**Entries provided:**
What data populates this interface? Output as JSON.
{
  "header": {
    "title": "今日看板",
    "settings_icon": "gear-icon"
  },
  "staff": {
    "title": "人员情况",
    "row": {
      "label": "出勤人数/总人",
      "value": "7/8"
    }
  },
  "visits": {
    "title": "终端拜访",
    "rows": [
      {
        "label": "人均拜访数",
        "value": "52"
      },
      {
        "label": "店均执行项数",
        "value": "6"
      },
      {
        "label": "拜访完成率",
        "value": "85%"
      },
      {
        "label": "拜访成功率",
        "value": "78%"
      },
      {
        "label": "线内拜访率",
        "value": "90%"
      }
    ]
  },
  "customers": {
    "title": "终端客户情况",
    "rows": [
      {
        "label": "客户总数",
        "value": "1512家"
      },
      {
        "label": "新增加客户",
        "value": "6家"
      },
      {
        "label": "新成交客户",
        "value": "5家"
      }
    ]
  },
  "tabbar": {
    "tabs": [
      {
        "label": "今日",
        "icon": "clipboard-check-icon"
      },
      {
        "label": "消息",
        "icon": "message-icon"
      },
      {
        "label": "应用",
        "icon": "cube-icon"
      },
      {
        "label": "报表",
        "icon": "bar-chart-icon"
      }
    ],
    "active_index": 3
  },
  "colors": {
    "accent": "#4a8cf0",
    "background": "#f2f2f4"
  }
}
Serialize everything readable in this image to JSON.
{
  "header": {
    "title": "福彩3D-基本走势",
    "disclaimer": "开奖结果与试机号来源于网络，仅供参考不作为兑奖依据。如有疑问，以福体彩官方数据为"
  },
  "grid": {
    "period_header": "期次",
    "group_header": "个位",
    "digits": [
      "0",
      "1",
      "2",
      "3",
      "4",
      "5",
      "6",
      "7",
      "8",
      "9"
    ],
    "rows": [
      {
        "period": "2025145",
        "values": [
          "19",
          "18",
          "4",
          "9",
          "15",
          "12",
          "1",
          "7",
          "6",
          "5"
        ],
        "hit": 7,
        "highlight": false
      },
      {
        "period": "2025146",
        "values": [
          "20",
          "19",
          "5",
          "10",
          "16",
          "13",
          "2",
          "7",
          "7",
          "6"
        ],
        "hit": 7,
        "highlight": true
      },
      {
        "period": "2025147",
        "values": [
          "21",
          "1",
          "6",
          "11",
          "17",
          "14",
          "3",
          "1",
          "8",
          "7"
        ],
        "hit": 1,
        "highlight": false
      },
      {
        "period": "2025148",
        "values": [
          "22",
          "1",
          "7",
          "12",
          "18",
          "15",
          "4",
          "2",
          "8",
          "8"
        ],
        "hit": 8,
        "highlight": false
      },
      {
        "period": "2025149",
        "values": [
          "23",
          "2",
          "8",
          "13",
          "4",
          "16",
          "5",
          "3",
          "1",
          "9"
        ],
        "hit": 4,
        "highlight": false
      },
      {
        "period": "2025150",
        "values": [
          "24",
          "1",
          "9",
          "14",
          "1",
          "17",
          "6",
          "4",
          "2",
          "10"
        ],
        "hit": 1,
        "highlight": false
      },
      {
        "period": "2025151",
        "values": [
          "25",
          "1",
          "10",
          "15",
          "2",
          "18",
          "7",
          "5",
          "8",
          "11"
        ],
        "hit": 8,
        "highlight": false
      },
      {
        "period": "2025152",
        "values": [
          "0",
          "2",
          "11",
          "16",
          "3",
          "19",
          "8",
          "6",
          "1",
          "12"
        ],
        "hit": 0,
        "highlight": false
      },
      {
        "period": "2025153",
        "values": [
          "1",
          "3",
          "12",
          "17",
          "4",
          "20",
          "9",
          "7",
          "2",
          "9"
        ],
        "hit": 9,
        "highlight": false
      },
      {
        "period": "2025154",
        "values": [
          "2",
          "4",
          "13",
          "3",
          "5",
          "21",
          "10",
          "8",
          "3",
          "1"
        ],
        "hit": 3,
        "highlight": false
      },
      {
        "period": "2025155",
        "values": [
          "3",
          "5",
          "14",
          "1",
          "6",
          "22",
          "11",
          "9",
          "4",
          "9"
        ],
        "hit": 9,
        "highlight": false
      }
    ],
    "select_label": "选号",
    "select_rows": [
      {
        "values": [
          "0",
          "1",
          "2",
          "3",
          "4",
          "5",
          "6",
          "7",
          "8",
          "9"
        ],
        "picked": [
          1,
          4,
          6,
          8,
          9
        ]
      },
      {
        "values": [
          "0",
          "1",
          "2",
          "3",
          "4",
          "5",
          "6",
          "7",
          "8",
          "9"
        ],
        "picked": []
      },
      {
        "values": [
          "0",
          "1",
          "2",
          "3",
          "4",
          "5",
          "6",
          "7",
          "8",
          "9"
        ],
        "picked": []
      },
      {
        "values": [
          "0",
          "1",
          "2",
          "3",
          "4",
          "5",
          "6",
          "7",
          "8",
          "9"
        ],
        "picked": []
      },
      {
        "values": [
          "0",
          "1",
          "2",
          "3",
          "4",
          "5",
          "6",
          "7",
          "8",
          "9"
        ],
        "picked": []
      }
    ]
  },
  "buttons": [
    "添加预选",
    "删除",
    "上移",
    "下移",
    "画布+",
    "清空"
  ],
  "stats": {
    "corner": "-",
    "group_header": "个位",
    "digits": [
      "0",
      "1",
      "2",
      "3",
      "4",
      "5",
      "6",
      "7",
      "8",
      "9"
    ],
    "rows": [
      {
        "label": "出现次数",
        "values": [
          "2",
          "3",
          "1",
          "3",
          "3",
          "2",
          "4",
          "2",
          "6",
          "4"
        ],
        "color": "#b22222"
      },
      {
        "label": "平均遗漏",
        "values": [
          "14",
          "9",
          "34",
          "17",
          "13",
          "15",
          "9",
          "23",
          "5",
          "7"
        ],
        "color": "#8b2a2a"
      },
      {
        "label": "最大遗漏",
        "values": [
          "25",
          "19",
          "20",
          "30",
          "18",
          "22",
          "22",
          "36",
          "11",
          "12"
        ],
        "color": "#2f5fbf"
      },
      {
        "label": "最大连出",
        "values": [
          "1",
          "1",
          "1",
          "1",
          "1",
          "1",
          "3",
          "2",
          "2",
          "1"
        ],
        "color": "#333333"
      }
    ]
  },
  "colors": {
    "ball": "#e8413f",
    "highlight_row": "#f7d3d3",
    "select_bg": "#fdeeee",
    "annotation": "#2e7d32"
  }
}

**Your objective:** All of the entries above should be written out again exactly.

**Solution to this problem:**
What data populates this interface? Output as JSON.
{
  "header": {
    "title": "今日看板",
    "settings_icon": "gear-icon"
  },
  "staff": {
    "title": "人员情况",
    "row": {
      "label": "出勤人数/总人",
      "value": "7/8"
    }
  },
  "visits": {
    "title": "终端拜访",
    "rows": [
      {
        "label": "人均拜访数",
        "value": "52"
      },
      {
        "label": "店均执行项数",
        "value": "6"
      },
      {
        "label": "拜访完成率",
        "value": "85%"
      },
      {
        "label": "拜访成功率",
        "value": "78%"
      },
      {
        "label": "线内拜访率",
        "value": "90%"
      }
    ]
  },
  "customers": {
    "title": "终端客户情况",
    "rows": [
      {
        "label": "客户总数",
        "value": "1512家"
      },
      {
        "label": "新增加客户",
        "value": "6家"
      },
      {
        "label": "新成交客户",
        "value": "5家"
      }
    ]
  },
  "tabbar": {
    "tabs": [
      {
        "label": "今日",
        "icon": "clipboard-check-icon"
      },
      {
        "label": "消息",
        "icon": "message-icon"
      },
      {
        "label": "应用",
        "icon": "cube-icon"
      },
      {
        "label": "报表",
        "icon": "bar-chart-icon"
      }
    ],
    "active_index": 3
  },
  "colors": {
    "accent": "#4a8cf0",
    "background": "#f2f2f4"
  }
}
Serialize everything readable in this image to JSON.
{
  "header": {
    "title": "福彩3D-基本走势",
    "disclaimer": "开奖结果与试机号来源于网络，仅供参考不作为兑奖依据。如有疑问，以福体彩官方数据为"
  },
  "grid": {
    "period_header": "期次",
    "group_header": "个位",
    "digits": [
      "0",
      "1",
      "2",
      "3",
      "4",
      "5",
      "6",
      "7",
      "8",
      "9"
    ],
    "rows": [
      {
        "period": "2025145",
        "values": [
          "19",
          "18",
          "4",
          "9",
          "15",
          "12",
          "1",
          "7",
          "6",
          "5"
        ],
        "hit": 7,
        "highlight": false
      },
      {
        "period": "2025146",
        "values": [
          "20",
          "19",
          "5",
          "10",
          "16",
          "13",
          "2",
          "7",
          "7",
          "6"
        ],
        "hit": 7,
        "highlight": true
      },
      {
        "period": "2025147",
        "values": [
          "21",
          "1",
          "6",
          "11",
          "17",
          "14",
          "3",
          "1",
          "8",
          "7"
        ],
        "hit": 1,
        "highlight": false
      },
      {
        "period": "2025148",
        "values": [
          "22",
          "1",
          "7",
          "12",
          "18",
          "15",
          "4",
          "2",
          "8",
          "8"
        ],
        "hit": 8,
        "highlight": false
      },
      {
        "period": "2025149",
        "values": [
          "23",
          "2",
          "8",
          "13",
          "4",
          "16",
          "5",
          "3",
          "1",
          "9"
        ],
        "hit": 4,
        "highlight": false
      },
      {
        "period": "2025150",
        "values": [
          "24",
          "1",
          "9",
          "14",
          "1",
          "17",
          "6",
          "4",
          "2",
          "10"
        ],
        "hit": 1,
        "highlight": false
      },
      {
        "period": "2025151",
        "values": [
          "25",
          "1",
          "10",
          "15",
          "2",
          "18",
          "7",
          "5",
          "8",
          "11"
        ],
        "hit": 8,
        "highlight": false
      },
      {
        "period": "2025152",
        "values": [
          "0",
          "2",
          "11",
          "16",
          "3",
          "19",
          "8",
          "6",
          "1",
          "12"
        ],
        "hit": 0,
        "highlight": false
      },
      {
        "period": "2025153",
        "values": [
          "1",
          "3",
          "12",
          "17",
          "4",
          "20",
          "9",
          "7",
          "2",
          "9"
        ],
        "hit": 9,
        "highlight": false
      },
      {
        "period": "2025154",
        "values": [
          "2",
          "4",
          "13",
          "3",
          "5",
          "21",
          "10",
          "8",
          "3",
          "1"
        ],
        "hit": 3,
        "highlight": false
      },
      {
        "period": "2025155",
        "values": [
          "3",
          "5",
          "14",
          "1",
          "6",
          "22",
          "11",
          "9",
          "4",
          "9"
        ],
        "hit": 9,
        "highlight": false
      }
    ],
    "select_label": "选号",
    "select_rows": [
      {
        "values": [
          "0",
          "1",
          "2",
          "3",
          "4",
          "5",
          "6",
          "7",
          "8",
          "9"
        ],
        "picked": [
          1,
          4,
          6,
          8,
          9
        ]
      },
      {
        "values": [
          "0",
          "1",
          "2",
          "3",
          "4",
          "5",
          "6",
          "7",
          "8",
          "9"
        ],
        "picked": []
      },
      {
        "values": [
          "0",
          "1",
          "2",
          "3",
          "4",
          "5",
          "6",
          "7",
          "8",
          "9"
        ],
        "picked": []
      },
      {
        "values": [
          "0",
          "1",
          "2",
          "3",
          "4",
          "5",
          "6",
          "7",
          "8",
          "9"
        ],
        "picked": []
      },
      {
        "values": [
          "0",
          "1",
          "2",
          "3",
          "4",
          "5",
          "6",
          "7",
          "8",
          "9"
        ],
        "picked": []
      }
    ]
  },
  "buttons": [
    "添加预选",
    "删除",
    "上移",
    "下移",
    "画布+",
    "清空"
  ],
  "stats": {
    "corner": "-",
    "group_header": "个位",
    "digits": [
      "0",
      "1",
      "2",
      "3",
      "4",
      "5",
      "6",
      "7",
      "8",
      "9"
    ],
    "rows": [
      {
        "label": "出现次数",
        "values": [
          "2",
          "3",
          "1",
          "3",
          "3",
          "2",
          "4",
          "2",
          "6",
          "4"
        ],
        "color": "#b22222"
      },
      {
        "label": "平均遗漏",
        "values": [
          "14",
          "9",
          "34",
          "17",
          "13",
          "15",
          "9",
          "23",
          "5",
          "7"
        ],
        "color": "#8b2a2a"
      },
      {
        "label": "最大遗漏",
        "values": [
          "25",
          "19",
          "20",
          "30",
          "18",
          "22",
          "22",
          "36",
          "11",
          "12"
        ],
        "color": "#2f5fbf"
      },
      {
        "label": "最大连出",
        "values": [
          "1",
          "1",
          "1",
          "1",
          "1",
          "1",
          "3",
          "2",
          "2",
          "1"
        ],
        "color": "#333333"
      }
    ]
  },
  "colors": {
    "ball": "#e8413f",
    "highlight_row": "#f7d3d3",
    "select_bg": "#fdeeee",
    "annotation": "#2e7d32"
  }
}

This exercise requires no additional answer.